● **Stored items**
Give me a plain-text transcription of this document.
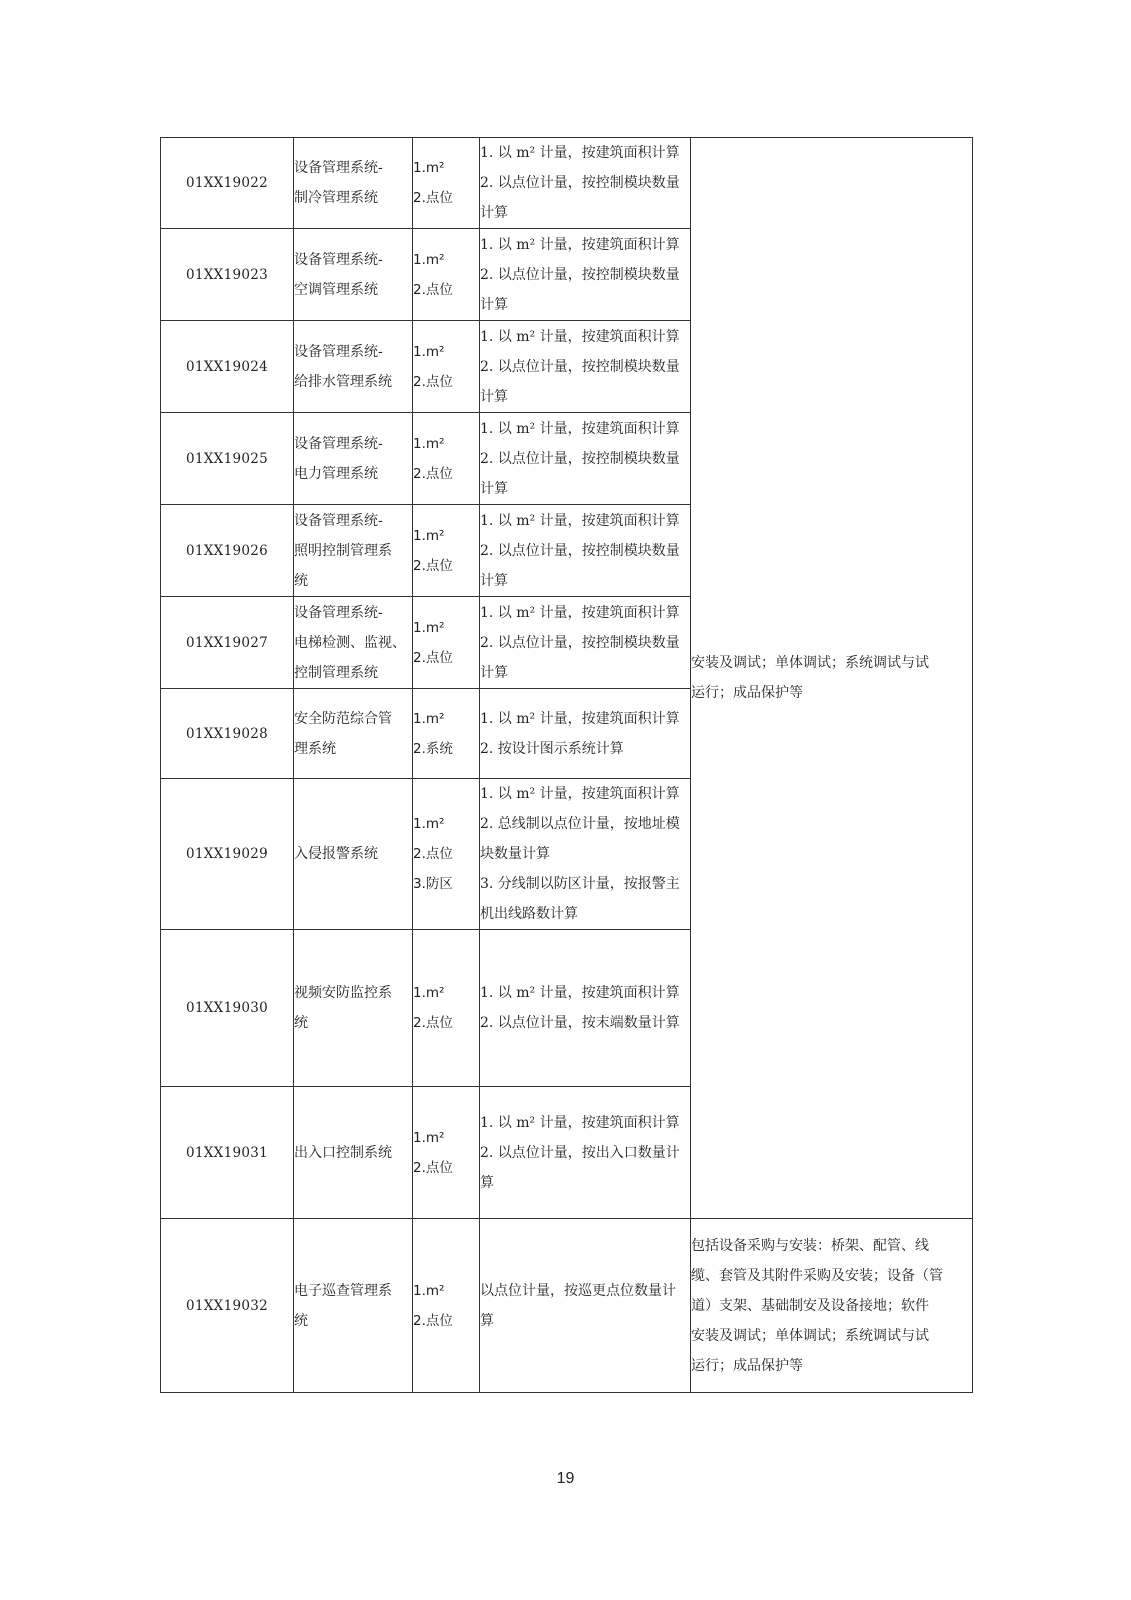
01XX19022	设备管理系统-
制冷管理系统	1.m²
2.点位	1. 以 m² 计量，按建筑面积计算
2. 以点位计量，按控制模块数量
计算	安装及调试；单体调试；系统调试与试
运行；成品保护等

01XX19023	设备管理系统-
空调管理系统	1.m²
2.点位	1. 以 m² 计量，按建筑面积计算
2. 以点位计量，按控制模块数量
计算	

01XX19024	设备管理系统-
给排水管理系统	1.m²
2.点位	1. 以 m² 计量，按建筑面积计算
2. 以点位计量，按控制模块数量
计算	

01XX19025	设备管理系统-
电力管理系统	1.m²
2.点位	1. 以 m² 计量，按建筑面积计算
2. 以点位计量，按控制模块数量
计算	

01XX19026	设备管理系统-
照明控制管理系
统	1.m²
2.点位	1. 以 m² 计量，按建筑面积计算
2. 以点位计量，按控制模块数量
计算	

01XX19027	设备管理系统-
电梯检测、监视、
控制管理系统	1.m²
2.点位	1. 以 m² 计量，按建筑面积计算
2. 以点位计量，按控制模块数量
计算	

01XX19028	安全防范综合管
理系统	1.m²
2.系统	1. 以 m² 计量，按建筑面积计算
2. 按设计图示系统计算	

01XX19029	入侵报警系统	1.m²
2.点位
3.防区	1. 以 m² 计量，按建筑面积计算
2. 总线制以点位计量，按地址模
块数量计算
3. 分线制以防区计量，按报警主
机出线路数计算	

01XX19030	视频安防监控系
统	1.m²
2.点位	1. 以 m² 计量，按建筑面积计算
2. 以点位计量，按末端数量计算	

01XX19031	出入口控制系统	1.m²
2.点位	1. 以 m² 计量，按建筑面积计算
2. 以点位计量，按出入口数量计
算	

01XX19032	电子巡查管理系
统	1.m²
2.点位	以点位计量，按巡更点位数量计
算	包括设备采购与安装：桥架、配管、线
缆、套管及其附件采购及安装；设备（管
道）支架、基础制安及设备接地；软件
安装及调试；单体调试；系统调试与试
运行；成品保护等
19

---

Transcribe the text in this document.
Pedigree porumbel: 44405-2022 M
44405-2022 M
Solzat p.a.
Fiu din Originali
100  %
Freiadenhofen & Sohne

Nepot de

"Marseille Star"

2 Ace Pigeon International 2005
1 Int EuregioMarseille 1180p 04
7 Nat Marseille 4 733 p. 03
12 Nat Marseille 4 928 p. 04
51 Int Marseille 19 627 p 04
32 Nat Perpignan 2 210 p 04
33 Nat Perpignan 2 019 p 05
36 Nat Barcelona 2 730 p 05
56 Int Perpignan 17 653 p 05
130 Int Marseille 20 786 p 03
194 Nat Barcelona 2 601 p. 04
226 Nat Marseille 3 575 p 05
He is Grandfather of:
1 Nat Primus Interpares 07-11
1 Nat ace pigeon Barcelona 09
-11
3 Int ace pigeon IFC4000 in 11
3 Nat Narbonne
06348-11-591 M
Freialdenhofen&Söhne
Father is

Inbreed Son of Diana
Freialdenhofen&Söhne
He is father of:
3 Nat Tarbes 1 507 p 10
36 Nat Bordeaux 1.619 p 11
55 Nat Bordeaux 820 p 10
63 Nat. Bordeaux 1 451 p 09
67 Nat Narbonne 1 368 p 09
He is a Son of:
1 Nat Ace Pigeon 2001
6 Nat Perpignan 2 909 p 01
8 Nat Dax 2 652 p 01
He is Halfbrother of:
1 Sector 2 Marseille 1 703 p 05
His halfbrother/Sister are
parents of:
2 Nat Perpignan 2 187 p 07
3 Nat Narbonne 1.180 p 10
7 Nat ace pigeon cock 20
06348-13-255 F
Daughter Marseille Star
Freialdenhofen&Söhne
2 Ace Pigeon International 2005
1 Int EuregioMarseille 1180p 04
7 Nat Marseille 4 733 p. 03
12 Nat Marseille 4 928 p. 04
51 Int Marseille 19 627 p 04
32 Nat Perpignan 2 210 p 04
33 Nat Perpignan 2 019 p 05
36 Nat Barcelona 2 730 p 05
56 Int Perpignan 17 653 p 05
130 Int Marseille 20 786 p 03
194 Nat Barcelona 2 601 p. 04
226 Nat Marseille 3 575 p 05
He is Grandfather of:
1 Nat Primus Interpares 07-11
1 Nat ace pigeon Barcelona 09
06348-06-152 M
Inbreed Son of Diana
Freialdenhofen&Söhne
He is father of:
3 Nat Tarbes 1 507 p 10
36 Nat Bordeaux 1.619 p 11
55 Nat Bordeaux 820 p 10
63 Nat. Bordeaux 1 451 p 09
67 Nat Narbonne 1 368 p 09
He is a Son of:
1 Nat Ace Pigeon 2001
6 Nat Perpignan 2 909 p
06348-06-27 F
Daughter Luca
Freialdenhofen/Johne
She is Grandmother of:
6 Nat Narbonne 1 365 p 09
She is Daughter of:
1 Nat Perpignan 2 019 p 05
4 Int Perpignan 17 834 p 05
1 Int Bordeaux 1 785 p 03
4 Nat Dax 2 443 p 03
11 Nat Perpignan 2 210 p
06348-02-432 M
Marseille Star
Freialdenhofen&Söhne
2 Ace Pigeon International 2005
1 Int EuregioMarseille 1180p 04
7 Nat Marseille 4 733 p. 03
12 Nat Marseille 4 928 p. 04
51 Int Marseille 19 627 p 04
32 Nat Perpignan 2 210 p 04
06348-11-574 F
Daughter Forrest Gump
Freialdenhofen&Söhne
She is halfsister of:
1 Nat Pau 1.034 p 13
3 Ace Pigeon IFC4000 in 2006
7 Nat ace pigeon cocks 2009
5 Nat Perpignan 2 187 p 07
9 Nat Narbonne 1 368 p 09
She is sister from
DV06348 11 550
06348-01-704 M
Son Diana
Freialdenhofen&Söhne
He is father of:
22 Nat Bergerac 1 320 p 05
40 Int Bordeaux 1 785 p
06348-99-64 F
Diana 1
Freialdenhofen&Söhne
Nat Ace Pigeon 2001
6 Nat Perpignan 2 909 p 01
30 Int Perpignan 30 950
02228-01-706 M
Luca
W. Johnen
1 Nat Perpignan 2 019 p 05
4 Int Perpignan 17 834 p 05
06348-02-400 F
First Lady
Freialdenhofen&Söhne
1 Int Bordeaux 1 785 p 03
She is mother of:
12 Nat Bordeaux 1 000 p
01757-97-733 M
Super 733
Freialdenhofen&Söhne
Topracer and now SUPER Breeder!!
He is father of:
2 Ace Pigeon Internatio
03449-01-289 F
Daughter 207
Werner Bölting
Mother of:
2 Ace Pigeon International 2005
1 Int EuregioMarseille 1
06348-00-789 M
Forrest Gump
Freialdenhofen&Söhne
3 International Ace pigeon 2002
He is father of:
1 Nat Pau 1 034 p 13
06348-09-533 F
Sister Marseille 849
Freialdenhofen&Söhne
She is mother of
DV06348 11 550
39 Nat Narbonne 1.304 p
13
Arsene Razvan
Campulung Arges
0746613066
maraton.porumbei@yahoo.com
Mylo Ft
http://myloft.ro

● **What you need to do**
Check every line of the data, and copy the ones that contain "text".

● **Result of this task**
Give me a plain-text transcription of this document.
Transcribe the text in this document.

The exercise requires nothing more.